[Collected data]
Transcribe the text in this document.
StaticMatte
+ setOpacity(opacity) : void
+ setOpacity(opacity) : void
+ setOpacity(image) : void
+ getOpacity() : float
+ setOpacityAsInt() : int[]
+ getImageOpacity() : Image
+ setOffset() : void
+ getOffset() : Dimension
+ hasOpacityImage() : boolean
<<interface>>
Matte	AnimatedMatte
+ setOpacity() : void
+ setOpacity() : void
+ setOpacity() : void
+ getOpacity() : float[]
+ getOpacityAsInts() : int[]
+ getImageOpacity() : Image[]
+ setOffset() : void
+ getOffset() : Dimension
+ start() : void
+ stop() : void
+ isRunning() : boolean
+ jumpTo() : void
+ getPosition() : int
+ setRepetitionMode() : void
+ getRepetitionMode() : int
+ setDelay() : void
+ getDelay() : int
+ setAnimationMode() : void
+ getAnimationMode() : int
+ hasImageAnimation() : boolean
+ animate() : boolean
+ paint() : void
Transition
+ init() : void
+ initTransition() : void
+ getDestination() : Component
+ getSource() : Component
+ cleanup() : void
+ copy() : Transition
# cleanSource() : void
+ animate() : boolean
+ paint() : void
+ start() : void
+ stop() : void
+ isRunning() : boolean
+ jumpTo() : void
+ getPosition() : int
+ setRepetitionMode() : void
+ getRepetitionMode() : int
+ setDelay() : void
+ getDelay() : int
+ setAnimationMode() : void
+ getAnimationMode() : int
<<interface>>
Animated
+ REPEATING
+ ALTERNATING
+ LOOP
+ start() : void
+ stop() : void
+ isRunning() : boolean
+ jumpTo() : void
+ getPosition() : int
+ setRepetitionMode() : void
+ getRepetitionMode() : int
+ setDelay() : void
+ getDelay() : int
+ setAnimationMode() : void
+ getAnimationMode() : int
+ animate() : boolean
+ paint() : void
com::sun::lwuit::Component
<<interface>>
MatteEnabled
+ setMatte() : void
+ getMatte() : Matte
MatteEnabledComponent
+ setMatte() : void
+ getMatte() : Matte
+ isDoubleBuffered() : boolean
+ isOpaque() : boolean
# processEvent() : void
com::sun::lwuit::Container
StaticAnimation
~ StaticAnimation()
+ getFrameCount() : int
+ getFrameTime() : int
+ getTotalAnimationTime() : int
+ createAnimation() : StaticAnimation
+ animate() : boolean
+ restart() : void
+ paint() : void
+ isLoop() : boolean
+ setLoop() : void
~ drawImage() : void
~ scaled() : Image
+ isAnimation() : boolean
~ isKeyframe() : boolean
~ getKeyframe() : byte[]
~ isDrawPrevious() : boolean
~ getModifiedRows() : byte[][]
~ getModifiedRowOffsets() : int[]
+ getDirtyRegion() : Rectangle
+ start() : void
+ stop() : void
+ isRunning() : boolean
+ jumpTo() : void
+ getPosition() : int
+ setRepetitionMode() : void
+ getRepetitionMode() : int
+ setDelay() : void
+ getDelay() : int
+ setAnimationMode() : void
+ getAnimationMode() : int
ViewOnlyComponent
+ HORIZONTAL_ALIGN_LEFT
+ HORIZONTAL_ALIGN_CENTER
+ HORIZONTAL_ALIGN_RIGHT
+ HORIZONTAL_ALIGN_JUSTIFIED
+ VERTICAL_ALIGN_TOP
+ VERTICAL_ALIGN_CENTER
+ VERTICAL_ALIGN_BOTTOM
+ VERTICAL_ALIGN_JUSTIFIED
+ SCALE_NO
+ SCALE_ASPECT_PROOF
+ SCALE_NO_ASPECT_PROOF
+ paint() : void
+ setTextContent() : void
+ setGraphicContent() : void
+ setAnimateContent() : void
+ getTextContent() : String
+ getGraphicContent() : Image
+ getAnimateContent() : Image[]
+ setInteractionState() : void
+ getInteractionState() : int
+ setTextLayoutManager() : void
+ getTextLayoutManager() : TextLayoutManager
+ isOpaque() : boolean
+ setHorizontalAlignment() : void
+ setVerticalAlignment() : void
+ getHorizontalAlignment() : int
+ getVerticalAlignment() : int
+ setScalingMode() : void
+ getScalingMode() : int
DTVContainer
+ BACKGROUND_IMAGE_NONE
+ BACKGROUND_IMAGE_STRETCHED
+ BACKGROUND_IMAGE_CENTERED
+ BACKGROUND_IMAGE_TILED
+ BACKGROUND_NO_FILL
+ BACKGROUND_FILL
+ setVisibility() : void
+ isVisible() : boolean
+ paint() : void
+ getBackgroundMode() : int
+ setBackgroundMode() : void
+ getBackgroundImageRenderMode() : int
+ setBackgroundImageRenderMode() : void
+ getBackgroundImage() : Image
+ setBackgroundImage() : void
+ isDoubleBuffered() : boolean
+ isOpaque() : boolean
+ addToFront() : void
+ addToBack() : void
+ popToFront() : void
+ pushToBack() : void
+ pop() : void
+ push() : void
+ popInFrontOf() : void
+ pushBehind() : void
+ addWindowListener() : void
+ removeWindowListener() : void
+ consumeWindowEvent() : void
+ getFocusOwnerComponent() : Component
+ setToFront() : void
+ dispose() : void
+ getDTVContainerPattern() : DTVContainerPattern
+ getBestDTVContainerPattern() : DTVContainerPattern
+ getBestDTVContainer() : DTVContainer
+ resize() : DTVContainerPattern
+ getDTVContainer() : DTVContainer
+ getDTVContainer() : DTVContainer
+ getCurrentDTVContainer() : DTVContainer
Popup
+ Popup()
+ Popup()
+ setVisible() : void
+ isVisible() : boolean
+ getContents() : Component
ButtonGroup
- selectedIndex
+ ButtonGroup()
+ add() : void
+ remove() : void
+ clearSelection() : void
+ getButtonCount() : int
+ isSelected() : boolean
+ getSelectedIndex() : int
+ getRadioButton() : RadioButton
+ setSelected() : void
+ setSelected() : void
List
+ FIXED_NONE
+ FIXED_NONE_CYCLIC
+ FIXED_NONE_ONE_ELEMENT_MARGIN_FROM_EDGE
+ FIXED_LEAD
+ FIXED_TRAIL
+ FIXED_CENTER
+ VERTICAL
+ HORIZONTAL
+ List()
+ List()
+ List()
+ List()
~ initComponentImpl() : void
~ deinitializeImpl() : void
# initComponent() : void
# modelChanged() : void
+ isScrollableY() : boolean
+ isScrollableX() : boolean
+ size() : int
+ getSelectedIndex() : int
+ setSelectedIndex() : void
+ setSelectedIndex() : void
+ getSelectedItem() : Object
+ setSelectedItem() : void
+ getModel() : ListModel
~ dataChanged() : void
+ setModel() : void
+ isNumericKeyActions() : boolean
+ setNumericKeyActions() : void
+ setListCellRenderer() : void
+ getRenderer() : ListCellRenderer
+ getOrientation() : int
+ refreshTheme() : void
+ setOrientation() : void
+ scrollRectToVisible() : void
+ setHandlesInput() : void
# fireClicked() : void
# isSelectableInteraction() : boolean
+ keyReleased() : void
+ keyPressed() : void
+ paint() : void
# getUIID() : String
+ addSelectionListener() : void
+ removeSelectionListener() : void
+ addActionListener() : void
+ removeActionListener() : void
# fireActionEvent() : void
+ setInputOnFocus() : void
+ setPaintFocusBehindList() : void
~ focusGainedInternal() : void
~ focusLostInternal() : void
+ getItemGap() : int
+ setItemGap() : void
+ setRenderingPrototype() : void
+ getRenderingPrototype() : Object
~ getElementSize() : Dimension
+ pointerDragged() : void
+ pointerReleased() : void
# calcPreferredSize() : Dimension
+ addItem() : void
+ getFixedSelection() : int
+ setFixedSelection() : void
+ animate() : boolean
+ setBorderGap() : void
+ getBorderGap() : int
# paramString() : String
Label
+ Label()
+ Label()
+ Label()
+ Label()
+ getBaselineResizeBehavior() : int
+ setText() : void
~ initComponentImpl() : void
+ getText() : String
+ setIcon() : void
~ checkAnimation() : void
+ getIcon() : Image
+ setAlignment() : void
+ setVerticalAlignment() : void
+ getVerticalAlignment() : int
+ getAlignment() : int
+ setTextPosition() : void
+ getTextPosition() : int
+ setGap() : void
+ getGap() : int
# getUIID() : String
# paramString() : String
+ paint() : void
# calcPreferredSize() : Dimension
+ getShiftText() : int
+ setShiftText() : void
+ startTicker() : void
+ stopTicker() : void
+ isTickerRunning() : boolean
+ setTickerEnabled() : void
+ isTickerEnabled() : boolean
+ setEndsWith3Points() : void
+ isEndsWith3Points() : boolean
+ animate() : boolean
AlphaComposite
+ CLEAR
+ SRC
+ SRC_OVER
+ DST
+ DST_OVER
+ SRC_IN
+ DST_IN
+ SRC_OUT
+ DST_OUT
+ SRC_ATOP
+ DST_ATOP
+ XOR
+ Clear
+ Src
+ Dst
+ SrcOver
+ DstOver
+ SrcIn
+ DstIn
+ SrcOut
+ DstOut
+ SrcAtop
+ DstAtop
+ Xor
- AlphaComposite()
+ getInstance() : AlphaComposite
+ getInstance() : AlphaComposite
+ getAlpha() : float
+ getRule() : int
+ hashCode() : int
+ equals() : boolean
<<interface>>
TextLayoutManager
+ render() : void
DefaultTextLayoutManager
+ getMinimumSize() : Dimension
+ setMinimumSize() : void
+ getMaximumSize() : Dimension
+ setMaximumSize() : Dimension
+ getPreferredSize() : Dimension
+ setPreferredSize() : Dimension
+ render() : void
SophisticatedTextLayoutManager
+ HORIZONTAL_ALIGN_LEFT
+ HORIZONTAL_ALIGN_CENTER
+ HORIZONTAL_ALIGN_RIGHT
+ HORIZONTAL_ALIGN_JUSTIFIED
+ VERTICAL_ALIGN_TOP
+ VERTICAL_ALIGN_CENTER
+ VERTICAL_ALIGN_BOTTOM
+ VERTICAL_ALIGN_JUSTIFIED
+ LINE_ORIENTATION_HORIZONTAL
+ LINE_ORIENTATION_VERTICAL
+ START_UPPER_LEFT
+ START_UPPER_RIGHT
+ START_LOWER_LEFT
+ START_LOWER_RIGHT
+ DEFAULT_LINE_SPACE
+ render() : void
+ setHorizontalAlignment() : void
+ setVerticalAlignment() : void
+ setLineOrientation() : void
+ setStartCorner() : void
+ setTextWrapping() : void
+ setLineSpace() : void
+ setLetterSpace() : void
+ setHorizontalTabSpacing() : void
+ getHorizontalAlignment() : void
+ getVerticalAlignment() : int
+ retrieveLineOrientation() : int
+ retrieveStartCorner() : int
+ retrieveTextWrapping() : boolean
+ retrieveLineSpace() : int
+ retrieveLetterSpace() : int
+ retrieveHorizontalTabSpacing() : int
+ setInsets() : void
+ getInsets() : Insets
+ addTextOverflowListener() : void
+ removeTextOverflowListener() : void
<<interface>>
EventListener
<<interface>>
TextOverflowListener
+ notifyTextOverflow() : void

_Exercise goal_. Above are some records. Count the lines among them with the word "lwuit", and answer with the number only.

_Answer below_. 2